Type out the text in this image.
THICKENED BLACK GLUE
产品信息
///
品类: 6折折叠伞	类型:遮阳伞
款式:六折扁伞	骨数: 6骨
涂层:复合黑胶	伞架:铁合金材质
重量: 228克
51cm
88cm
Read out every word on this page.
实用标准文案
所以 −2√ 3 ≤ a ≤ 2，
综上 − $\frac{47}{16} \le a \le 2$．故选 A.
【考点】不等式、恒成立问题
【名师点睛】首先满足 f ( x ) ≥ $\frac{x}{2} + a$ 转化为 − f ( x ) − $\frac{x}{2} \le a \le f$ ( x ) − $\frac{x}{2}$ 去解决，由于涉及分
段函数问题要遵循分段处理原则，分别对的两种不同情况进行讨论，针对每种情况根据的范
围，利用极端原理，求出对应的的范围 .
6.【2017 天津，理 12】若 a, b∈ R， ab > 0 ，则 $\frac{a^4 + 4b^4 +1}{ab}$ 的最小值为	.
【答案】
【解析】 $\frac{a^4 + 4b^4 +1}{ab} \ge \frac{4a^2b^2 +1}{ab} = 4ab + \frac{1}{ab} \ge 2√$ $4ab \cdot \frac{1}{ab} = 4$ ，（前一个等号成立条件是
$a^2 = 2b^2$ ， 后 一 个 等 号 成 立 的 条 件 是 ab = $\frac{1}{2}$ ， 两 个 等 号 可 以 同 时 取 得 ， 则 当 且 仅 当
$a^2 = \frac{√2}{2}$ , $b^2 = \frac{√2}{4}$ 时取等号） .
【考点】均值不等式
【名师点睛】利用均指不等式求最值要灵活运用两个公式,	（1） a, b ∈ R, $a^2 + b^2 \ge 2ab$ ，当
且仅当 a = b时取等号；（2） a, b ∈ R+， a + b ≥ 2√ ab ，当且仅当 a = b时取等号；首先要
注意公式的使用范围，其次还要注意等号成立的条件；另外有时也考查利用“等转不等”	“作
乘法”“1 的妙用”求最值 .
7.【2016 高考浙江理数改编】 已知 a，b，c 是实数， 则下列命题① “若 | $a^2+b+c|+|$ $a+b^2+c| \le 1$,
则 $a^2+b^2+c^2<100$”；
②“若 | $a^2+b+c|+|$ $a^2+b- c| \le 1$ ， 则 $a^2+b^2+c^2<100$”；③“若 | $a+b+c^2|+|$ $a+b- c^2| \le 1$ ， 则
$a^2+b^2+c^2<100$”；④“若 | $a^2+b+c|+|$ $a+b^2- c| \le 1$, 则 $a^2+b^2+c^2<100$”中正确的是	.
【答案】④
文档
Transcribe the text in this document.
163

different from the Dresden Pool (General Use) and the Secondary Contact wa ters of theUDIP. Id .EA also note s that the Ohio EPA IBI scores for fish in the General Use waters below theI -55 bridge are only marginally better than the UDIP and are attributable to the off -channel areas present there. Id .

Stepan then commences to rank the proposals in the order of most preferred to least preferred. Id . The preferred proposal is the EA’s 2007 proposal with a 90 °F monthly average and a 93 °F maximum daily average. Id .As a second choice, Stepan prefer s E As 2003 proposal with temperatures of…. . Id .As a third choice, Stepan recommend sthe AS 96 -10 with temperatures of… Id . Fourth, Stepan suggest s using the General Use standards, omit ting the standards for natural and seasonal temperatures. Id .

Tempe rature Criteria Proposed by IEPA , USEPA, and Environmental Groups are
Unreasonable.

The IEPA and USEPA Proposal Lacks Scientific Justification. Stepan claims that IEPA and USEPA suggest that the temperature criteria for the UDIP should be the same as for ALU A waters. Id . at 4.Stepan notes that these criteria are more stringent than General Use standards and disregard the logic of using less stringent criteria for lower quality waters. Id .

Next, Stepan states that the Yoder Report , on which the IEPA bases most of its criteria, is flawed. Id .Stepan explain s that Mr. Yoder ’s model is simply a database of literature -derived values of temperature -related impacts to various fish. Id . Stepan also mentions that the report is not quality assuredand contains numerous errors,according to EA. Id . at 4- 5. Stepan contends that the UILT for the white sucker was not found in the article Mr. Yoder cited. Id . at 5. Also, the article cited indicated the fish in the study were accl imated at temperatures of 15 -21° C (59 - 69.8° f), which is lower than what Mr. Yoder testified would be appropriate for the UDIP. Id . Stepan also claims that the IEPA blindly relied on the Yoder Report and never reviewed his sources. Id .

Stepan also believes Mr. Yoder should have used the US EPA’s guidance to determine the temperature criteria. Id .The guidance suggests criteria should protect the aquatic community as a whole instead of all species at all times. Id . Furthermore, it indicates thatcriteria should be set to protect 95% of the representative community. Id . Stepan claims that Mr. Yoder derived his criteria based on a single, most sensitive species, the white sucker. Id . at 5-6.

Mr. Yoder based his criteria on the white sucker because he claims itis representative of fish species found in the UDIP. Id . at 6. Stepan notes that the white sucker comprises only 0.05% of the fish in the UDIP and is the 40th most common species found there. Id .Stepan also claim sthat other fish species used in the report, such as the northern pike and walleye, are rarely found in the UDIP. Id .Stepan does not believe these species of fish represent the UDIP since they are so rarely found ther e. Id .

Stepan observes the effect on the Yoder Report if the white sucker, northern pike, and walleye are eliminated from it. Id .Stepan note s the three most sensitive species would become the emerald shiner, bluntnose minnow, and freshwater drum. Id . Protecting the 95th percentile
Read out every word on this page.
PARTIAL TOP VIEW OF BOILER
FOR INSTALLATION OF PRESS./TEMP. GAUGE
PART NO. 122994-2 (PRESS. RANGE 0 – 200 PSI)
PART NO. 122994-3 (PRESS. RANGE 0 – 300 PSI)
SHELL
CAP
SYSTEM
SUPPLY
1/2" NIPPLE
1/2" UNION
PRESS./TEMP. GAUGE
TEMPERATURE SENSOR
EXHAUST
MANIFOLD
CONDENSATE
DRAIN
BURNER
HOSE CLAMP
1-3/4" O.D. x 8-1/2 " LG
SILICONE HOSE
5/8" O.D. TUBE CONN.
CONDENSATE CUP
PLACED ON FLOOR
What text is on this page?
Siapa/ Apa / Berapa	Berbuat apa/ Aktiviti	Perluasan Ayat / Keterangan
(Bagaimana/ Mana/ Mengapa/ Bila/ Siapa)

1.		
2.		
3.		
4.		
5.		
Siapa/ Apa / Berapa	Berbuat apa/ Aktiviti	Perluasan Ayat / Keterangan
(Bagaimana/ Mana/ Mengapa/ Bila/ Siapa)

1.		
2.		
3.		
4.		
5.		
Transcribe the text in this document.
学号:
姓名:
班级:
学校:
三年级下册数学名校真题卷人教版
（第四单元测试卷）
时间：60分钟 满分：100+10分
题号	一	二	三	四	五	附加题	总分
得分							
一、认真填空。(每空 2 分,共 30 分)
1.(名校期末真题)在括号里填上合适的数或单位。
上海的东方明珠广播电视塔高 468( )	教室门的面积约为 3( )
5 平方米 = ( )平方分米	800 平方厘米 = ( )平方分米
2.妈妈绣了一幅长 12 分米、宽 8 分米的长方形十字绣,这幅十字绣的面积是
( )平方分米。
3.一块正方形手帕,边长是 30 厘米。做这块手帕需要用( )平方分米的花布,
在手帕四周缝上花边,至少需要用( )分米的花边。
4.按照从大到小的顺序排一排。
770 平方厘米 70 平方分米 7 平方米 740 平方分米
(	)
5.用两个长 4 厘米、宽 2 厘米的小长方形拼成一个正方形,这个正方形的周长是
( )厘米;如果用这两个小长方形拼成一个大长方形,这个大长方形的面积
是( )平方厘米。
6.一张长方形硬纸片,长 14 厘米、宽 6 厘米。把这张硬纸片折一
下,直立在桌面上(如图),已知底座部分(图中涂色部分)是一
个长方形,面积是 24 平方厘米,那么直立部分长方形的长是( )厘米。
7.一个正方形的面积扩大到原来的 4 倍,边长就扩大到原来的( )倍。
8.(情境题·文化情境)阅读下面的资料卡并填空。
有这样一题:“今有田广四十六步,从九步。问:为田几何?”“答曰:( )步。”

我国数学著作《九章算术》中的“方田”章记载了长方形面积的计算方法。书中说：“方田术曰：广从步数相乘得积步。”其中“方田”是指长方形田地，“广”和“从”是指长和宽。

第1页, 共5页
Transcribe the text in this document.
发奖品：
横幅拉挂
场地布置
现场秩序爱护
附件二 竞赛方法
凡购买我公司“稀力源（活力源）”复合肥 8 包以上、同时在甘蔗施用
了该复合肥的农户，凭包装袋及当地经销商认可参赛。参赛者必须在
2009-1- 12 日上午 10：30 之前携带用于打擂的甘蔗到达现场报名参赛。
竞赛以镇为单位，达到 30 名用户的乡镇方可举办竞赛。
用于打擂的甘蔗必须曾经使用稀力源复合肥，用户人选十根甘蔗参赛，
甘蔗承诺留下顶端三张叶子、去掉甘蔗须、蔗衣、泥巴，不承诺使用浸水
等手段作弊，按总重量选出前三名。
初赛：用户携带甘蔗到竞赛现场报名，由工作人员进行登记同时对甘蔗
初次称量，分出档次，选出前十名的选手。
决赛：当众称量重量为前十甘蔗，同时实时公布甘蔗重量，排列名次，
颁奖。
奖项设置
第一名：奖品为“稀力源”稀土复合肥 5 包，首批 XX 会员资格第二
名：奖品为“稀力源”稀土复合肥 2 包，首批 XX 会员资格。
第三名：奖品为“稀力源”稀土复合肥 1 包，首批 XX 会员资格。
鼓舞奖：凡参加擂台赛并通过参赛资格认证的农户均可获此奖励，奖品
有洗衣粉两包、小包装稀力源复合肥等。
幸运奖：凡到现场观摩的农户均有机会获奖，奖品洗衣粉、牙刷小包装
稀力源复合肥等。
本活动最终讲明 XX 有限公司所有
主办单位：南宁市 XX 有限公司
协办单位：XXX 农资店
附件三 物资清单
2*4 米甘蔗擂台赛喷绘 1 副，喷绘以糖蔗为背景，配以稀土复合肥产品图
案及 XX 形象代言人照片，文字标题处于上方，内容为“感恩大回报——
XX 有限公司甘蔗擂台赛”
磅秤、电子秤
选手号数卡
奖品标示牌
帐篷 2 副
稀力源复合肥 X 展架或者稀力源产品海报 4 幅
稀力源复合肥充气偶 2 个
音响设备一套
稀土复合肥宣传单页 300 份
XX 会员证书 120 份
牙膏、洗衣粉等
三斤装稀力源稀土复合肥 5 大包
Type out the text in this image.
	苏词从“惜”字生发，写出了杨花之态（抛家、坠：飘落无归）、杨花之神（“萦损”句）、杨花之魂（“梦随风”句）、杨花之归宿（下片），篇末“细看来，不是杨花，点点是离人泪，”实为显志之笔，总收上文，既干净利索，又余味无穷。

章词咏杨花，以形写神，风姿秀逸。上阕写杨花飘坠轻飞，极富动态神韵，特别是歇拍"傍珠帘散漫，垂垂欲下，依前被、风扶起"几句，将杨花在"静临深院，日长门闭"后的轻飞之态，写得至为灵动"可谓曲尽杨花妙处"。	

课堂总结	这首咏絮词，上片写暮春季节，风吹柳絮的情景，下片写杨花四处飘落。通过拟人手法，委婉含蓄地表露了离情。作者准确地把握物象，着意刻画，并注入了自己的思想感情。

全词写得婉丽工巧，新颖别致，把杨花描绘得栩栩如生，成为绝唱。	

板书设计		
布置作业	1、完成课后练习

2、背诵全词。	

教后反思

- Written instruction
Count how many lines in the data contain the word "PRESS", giving the number without comment.

- Answer for this exercise
4